Records shown
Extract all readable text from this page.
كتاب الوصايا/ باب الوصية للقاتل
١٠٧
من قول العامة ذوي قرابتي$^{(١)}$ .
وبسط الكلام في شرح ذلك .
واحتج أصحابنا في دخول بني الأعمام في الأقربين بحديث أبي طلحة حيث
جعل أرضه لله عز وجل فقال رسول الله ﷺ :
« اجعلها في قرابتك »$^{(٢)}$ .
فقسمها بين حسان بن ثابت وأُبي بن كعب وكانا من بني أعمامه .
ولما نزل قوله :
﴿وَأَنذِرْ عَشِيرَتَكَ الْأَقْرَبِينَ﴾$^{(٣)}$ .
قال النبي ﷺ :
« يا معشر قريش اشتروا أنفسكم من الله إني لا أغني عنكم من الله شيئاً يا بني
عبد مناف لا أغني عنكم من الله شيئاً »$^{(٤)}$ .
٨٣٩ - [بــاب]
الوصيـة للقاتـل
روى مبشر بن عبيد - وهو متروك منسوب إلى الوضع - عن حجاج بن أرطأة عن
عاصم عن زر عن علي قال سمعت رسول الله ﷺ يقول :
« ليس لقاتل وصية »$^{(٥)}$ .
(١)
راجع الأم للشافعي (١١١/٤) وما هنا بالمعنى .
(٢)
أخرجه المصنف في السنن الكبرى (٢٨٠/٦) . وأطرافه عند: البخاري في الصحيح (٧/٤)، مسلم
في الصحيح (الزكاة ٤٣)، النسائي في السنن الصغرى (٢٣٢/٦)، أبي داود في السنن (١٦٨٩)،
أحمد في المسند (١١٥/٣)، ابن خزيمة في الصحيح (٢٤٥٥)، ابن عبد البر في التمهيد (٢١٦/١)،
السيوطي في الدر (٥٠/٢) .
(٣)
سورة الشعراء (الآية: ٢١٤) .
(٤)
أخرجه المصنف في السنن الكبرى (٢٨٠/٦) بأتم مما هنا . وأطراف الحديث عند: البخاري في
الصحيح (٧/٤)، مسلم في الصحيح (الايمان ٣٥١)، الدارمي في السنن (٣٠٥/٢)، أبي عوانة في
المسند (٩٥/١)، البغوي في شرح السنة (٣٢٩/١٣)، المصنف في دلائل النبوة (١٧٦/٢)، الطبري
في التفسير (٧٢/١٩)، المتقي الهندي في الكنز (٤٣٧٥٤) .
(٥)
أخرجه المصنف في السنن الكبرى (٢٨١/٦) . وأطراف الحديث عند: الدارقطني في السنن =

Aim of the task
Determine how many lines in the records contain "المصنف", and reply with the number only.

Exercise response
4